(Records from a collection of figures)

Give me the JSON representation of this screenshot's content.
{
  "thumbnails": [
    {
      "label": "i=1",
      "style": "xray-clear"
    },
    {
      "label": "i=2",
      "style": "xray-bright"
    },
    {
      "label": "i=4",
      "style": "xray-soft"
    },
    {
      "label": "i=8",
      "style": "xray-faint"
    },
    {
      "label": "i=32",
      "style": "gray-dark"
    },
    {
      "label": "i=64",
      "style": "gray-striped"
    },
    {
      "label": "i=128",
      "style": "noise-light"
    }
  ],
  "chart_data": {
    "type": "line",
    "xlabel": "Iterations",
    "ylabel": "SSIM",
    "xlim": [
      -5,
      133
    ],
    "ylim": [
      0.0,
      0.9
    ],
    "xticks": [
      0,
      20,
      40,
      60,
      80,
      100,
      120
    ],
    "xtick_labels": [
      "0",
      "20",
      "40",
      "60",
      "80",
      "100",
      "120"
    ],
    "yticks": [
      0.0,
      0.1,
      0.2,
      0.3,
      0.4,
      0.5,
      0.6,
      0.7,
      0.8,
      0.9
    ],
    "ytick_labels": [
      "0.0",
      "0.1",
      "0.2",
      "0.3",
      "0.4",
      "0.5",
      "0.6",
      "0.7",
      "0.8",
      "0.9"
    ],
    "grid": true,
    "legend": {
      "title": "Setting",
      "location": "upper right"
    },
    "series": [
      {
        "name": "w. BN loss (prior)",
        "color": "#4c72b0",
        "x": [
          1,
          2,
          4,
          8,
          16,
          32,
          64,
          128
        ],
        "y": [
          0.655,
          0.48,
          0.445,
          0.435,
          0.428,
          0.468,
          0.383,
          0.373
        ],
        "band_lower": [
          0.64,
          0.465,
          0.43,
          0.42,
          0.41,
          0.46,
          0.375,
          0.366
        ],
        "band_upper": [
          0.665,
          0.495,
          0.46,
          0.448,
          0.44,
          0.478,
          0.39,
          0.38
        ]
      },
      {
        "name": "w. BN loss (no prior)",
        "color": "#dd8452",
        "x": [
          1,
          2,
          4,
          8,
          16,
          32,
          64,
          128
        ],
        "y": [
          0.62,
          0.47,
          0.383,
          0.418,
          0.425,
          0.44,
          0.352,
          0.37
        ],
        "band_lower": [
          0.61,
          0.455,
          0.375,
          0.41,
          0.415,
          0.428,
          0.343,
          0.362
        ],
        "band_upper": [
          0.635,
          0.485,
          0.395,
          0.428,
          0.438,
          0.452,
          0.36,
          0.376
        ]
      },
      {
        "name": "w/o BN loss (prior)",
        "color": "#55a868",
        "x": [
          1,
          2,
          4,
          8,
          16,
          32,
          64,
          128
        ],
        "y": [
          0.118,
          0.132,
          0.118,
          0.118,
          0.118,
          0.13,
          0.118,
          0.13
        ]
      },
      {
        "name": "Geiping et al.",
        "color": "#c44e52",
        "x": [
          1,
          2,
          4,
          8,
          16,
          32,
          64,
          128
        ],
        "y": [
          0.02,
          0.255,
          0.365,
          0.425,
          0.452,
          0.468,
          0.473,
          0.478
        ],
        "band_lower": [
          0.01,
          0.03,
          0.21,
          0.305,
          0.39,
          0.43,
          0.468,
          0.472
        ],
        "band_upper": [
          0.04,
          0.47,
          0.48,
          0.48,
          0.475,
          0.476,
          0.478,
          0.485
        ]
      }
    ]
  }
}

Required work. Working from the listing above, pick out every line that has "name" and copy it.

Exercise answer.
        "name": "w. BN loss (prior)",
        "name": "w. BN loss (no prior)",
        "name": "w/o BN loss (prior)",
        "name": "Geiping et al.",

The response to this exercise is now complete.